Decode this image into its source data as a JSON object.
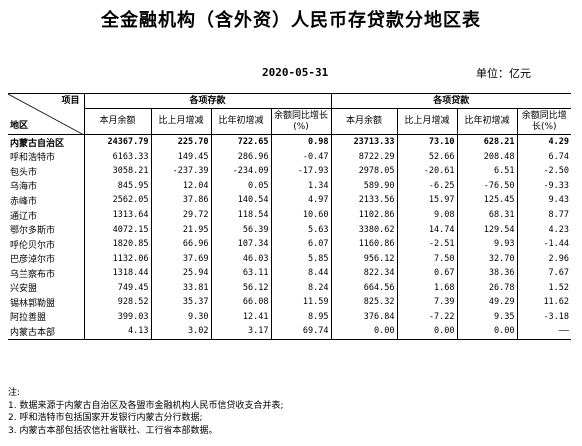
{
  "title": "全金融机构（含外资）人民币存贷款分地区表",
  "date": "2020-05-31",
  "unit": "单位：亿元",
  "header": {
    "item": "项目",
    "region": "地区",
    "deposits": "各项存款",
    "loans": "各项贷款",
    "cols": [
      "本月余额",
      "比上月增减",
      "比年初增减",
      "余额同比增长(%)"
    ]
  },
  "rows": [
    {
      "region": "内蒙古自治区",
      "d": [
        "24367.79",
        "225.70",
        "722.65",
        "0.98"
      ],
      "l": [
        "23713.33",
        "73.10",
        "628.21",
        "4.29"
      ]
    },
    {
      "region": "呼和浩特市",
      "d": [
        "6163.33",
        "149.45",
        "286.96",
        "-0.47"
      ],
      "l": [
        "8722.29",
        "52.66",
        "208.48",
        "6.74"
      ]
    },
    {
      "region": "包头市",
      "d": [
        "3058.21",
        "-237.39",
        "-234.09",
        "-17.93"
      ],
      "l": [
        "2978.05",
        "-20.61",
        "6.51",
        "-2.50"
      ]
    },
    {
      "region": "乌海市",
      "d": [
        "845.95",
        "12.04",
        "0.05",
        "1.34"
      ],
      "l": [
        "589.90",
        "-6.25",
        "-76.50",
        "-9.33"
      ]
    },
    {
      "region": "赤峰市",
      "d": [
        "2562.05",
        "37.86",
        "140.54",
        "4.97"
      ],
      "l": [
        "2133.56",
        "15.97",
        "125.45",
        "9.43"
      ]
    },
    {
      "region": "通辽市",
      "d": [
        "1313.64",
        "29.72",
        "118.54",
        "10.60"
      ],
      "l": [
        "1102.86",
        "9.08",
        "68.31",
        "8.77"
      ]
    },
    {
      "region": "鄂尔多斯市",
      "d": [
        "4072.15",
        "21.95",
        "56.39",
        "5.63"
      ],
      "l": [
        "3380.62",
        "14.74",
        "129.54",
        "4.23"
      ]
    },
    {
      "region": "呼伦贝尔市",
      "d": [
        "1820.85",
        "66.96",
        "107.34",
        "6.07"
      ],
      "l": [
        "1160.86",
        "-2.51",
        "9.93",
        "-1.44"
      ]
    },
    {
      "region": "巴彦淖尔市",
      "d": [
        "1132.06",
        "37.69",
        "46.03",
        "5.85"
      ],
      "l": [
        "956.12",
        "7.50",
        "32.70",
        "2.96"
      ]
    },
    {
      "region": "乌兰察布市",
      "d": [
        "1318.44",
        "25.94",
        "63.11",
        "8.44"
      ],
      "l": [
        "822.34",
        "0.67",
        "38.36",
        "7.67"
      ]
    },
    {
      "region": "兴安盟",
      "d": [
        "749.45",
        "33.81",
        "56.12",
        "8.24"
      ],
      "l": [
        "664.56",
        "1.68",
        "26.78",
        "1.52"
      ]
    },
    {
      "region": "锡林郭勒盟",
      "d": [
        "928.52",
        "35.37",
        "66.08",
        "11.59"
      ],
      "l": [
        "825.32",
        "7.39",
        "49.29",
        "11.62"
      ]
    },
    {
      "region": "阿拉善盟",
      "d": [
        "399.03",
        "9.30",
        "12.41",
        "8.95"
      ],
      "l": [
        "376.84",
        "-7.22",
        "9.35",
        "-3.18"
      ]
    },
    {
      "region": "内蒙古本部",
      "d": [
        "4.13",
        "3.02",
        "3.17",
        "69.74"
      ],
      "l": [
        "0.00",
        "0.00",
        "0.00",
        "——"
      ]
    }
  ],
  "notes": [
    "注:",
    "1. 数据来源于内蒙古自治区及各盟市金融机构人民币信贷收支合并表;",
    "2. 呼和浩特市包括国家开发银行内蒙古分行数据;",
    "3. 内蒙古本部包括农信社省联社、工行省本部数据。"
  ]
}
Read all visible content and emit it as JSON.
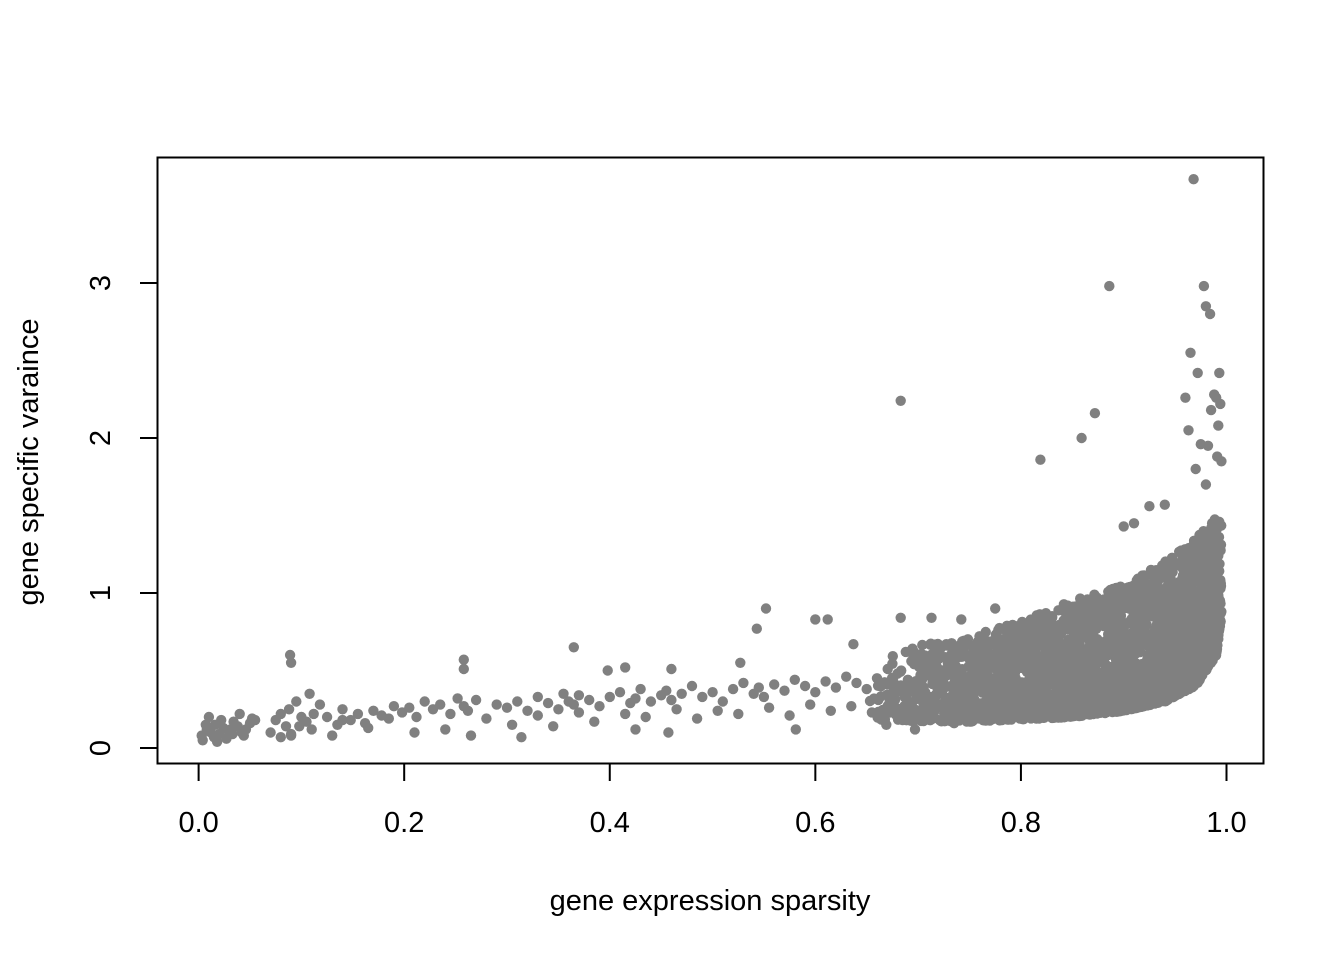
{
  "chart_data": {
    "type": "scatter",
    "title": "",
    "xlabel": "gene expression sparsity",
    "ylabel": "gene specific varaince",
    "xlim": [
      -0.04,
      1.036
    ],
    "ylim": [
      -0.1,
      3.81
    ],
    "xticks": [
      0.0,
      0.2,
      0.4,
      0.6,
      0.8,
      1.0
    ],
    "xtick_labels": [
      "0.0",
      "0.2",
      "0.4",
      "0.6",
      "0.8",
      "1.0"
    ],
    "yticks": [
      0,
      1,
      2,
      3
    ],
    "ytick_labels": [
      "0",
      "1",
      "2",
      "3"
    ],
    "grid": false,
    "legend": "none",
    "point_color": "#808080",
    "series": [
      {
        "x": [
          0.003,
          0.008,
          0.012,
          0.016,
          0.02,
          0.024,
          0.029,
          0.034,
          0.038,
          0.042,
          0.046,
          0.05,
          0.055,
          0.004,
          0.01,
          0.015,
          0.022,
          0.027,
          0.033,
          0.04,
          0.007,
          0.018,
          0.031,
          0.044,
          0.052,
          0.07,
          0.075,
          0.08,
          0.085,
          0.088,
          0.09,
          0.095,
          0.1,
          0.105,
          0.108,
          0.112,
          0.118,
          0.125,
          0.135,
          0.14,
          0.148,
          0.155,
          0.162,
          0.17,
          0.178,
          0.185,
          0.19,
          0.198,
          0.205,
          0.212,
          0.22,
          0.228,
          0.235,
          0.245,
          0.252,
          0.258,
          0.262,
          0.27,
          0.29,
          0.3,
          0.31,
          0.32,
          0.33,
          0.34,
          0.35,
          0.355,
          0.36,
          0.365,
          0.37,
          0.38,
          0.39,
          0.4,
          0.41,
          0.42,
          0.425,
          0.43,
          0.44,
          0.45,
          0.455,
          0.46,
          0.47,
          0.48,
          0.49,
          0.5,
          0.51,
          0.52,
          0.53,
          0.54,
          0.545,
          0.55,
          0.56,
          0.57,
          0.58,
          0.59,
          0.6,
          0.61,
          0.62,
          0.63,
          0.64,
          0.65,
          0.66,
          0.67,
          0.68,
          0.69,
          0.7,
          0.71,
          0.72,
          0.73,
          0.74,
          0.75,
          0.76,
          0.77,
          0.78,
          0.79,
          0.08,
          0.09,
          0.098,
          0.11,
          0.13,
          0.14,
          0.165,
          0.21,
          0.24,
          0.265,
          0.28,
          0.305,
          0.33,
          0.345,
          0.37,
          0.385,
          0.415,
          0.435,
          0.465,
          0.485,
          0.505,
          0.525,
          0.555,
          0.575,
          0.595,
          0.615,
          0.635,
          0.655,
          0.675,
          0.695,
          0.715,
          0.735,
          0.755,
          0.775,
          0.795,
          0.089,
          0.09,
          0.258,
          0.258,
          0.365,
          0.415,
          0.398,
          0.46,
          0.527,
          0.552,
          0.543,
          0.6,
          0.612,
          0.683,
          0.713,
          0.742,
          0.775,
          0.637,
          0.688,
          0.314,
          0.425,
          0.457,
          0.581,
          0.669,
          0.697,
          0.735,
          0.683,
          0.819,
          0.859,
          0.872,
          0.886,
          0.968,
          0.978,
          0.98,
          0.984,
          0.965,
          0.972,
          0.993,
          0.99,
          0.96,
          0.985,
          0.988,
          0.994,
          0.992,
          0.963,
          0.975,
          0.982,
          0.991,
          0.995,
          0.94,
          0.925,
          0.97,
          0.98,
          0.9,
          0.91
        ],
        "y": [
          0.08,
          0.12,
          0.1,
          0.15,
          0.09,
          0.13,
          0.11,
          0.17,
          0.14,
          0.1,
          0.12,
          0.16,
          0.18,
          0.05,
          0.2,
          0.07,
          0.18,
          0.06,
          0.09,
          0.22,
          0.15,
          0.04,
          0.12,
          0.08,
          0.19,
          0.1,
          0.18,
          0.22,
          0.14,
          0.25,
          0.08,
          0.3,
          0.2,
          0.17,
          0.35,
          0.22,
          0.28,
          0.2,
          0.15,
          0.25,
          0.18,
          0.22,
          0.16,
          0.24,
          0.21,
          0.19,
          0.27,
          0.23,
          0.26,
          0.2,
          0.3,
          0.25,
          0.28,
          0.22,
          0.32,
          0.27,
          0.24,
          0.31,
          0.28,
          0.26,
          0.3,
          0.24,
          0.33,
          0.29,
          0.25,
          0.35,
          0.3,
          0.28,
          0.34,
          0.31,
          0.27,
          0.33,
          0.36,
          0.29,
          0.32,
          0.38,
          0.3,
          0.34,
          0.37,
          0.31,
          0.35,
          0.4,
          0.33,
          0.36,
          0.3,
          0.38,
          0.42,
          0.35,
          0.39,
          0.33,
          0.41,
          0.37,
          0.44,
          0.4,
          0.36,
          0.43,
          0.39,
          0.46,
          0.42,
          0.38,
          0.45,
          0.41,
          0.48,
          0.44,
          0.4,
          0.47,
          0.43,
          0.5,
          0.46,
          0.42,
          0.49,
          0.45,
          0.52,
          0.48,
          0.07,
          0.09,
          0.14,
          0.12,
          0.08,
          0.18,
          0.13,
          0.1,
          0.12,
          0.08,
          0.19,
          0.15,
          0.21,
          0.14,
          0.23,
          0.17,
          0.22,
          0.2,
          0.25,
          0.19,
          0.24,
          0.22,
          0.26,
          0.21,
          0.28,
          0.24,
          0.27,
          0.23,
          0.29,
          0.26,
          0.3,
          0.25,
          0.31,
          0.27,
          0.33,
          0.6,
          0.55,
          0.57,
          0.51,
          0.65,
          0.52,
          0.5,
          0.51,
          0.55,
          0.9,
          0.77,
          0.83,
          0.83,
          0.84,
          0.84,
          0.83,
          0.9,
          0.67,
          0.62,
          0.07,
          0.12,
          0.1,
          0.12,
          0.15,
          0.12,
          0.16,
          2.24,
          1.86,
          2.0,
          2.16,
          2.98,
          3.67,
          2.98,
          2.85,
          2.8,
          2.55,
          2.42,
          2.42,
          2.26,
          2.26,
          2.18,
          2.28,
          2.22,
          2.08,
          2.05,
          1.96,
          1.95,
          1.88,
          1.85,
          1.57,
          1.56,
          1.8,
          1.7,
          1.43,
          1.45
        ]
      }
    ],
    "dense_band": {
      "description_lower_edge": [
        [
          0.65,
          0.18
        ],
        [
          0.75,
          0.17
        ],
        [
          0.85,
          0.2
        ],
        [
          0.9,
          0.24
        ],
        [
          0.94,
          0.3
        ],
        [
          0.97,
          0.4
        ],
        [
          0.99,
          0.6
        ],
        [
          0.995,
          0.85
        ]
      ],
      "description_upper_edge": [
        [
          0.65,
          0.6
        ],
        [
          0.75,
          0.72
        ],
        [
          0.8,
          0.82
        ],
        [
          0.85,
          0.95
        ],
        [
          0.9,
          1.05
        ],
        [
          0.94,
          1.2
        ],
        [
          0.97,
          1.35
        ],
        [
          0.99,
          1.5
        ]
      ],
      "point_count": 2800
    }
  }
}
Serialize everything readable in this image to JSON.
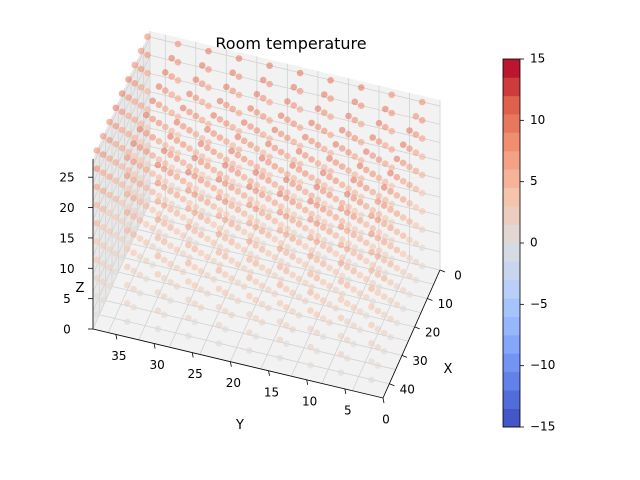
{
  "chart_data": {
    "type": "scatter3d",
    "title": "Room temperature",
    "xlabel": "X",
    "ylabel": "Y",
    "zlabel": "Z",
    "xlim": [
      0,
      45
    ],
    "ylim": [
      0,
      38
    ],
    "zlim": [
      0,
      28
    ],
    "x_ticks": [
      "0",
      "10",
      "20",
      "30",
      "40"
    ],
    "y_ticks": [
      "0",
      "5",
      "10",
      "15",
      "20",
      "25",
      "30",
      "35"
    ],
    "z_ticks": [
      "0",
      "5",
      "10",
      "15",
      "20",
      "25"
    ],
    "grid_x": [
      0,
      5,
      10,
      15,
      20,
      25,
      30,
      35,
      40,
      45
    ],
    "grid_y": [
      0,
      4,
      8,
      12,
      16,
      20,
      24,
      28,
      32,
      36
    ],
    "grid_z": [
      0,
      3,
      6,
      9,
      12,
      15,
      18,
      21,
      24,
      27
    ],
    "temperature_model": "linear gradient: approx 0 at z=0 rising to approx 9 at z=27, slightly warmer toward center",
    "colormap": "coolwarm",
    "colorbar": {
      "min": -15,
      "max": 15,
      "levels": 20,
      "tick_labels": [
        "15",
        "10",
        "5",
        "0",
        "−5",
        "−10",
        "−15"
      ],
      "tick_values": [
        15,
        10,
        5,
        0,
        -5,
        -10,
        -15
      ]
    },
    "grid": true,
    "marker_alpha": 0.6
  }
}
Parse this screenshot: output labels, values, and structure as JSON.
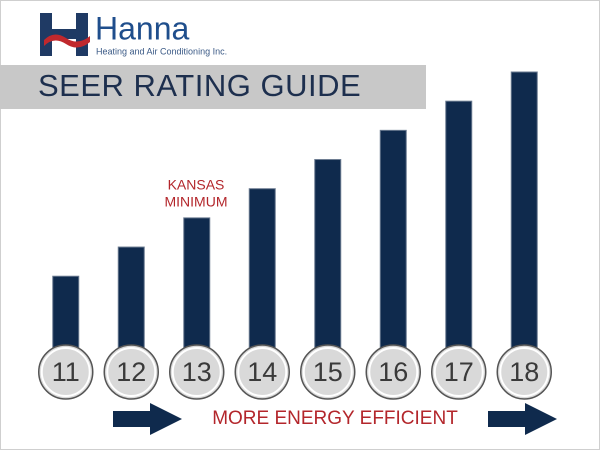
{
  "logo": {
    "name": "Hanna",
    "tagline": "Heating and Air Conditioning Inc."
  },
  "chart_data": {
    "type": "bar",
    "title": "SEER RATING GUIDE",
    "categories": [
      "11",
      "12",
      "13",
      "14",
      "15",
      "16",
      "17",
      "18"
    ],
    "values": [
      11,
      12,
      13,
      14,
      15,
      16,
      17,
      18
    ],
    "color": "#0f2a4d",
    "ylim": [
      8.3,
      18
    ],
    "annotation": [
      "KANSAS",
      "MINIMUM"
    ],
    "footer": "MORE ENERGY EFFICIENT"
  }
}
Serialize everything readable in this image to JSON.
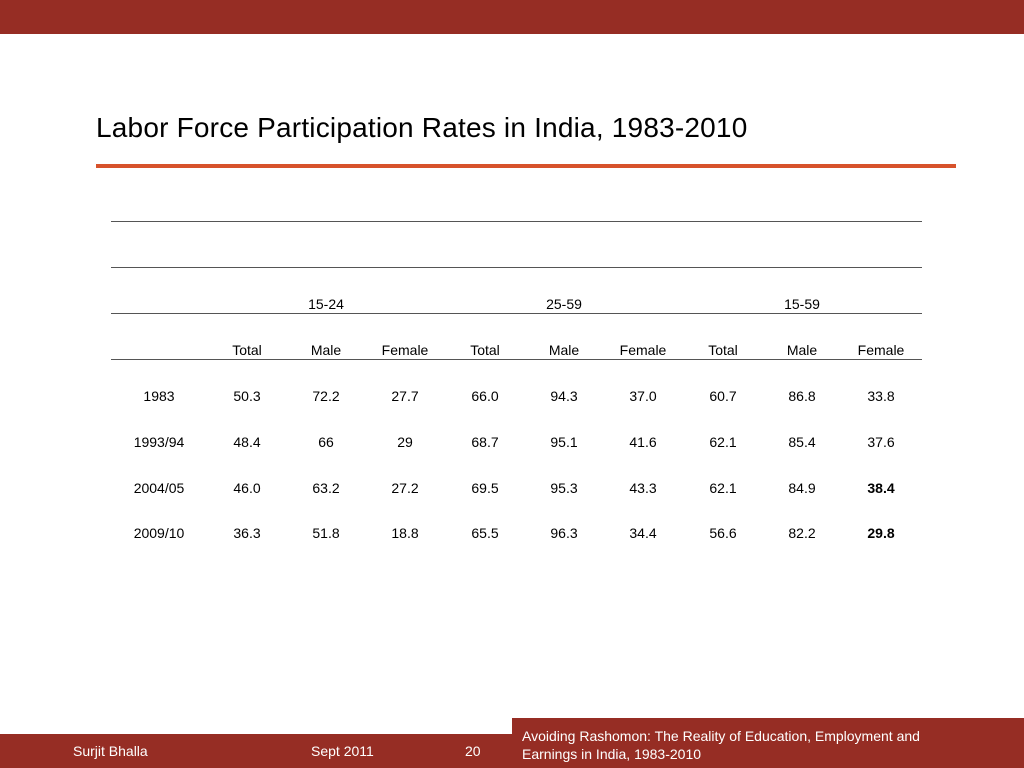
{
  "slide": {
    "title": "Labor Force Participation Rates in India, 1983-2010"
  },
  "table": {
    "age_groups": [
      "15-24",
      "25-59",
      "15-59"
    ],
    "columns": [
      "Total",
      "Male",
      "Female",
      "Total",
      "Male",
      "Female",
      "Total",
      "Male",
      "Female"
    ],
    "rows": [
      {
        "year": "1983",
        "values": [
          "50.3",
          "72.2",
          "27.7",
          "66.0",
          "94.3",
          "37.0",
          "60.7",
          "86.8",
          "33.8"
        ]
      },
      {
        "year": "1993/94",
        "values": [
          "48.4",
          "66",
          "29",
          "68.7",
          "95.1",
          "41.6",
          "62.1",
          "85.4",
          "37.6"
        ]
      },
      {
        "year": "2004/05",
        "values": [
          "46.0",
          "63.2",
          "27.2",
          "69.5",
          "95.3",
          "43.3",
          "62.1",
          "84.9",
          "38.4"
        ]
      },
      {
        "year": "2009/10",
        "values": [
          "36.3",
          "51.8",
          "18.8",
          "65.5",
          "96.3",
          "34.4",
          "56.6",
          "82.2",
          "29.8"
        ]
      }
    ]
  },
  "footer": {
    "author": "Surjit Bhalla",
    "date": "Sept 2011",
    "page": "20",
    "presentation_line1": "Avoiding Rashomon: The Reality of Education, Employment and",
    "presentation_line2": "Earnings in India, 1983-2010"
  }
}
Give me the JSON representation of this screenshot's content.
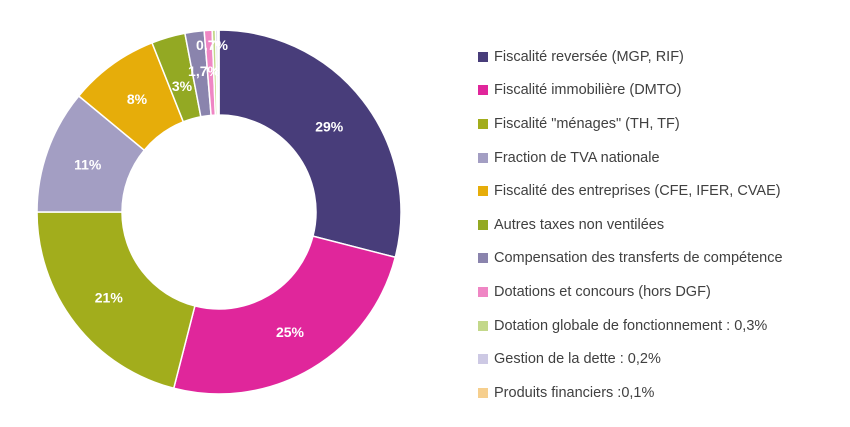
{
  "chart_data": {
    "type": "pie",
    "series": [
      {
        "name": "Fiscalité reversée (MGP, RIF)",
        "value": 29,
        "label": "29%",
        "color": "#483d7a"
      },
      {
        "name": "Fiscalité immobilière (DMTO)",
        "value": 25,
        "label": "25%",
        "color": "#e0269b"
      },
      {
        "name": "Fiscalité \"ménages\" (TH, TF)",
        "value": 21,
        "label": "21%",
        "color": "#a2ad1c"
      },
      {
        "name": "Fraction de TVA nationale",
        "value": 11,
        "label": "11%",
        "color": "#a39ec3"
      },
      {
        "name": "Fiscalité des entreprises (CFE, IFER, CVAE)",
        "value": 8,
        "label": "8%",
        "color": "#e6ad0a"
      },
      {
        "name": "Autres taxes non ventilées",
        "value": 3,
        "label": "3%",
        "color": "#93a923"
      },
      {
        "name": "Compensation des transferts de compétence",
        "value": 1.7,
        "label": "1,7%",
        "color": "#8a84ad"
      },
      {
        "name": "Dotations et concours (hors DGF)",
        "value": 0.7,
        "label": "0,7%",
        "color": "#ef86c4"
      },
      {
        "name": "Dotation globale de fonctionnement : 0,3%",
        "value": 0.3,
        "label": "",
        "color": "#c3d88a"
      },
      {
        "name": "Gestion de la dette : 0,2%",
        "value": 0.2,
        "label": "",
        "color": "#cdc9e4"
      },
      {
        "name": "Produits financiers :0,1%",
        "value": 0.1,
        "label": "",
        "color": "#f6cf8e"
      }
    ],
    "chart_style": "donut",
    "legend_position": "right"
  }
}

================================

EXERCISE TASK —
Your answer should be a single number: the count of lines in these records that hold the string "this".

EXPECTED OUTPUT —
5